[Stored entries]
------------------------

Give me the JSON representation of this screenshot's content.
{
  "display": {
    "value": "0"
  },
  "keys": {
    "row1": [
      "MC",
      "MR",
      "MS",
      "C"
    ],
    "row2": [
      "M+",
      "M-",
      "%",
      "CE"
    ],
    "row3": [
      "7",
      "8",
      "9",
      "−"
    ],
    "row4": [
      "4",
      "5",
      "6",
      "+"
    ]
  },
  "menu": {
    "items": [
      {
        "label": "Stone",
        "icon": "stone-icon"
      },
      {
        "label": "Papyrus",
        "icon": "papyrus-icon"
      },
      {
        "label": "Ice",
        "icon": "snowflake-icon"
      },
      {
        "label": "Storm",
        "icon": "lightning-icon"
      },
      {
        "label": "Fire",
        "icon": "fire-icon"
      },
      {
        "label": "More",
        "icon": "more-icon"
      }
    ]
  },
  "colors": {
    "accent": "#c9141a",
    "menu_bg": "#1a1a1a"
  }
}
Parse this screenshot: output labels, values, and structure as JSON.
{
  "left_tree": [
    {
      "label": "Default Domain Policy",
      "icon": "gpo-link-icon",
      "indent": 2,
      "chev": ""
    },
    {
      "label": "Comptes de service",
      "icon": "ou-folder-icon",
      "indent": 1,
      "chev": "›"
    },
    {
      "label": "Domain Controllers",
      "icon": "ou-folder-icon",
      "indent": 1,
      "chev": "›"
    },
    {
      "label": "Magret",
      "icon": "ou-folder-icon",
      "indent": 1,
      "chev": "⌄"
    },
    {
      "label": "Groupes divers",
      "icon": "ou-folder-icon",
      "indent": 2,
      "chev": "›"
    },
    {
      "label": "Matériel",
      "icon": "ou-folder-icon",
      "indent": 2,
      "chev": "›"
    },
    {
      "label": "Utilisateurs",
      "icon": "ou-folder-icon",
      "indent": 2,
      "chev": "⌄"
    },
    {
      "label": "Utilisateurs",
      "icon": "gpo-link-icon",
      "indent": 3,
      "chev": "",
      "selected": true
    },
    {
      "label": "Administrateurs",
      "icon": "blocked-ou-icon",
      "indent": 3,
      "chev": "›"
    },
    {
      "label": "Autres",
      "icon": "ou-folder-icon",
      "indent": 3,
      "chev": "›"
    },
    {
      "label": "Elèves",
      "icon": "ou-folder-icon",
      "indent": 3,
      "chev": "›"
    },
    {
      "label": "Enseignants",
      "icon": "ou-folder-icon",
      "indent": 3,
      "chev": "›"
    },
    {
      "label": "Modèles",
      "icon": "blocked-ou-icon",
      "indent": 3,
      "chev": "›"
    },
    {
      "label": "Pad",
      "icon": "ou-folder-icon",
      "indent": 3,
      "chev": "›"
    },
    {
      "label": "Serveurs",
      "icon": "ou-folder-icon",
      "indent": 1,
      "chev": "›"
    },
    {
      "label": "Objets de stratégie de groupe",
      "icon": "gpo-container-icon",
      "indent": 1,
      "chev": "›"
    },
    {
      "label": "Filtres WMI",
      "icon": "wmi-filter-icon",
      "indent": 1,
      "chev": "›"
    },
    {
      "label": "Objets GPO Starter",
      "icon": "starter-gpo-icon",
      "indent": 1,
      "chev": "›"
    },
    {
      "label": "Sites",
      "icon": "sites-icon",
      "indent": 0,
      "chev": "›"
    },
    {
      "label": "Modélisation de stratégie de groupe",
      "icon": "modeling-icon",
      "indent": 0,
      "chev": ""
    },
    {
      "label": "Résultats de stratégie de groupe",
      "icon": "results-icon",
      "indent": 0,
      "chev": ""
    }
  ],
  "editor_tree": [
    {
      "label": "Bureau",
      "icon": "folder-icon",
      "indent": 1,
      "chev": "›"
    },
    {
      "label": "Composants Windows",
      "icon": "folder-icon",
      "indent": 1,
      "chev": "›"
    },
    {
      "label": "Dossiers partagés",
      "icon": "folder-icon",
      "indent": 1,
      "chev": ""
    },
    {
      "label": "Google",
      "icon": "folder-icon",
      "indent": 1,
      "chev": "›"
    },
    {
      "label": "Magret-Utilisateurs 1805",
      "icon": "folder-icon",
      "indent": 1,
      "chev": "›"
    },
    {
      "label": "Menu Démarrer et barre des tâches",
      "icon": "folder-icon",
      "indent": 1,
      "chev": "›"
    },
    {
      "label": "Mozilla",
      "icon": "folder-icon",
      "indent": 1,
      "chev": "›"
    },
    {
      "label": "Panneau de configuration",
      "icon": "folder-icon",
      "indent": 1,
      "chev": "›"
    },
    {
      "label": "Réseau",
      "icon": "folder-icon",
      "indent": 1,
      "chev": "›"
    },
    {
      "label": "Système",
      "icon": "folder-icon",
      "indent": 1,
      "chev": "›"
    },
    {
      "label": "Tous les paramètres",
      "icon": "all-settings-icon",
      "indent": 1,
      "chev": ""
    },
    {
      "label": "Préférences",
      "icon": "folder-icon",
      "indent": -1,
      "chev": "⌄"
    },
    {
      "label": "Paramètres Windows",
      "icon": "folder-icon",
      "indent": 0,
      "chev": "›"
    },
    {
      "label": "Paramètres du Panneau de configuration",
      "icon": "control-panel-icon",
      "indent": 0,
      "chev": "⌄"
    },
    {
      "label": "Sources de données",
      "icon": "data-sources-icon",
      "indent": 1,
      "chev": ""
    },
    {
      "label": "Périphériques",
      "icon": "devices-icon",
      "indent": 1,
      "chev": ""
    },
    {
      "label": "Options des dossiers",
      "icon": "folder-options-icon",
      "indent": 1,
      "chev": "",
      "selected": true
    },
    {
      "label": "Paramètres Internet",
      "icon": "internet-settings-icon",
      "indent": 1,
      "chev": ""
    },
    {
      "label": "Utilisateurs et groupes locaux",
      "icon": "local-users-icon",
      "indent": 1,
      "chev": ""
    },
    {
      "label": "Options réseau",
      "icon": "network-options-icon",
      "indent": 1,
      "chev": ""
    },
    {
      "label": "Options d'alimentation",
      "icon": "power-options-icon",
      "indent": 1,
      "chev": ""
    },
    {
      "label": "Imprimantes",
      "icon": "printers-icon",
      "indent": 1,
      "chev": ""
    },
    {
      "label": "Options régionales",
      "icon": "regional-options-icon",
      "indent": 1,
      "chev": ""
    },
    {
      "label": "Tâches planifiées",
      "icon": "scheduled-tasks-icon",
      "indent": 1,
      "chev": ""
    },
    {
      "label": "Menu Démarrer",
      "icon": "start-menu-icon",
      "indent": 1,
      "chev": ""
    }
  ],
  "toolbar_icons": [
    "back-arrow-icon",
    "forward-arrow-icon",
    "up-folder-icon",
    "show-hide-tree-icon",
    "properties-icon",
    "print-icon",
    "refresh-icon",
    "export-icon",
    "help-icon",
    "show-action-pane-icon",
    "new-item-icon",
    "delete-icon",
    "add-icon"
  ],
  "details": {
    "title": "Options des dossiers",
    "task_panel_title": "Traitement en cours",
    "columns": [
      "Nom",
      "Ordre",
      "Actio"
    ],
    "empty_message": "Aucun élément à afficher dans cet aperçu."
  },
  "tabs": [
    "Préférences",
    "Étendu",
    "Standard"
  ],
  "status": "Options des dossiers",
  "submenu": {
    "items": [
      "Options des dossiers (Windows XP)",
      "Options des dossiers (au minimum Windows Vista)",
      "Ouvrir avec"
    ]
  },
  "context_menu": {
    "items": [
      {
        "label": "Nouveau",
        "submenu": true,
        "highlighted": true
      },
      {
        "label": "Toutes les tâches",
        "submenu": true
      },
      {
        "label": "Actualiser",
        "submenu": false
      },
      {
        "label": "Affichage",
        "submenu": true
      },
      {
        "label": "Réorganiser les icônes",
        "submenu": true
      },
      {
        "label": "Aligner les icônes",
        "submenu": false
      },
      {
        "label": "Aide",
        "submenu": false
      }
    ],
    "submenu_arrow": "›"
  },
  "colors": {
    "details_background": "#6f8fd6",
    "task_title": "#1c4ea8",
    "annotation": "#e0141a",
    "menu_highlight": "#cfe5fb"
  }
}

------------------------

TASK PROMPT.
From the data, collect all lines where the string "configuration" appears.

RESULT OF THE TASK.
      "label": "Panneau de configuration",
      "label": "Paramètres du Panneau de configuration",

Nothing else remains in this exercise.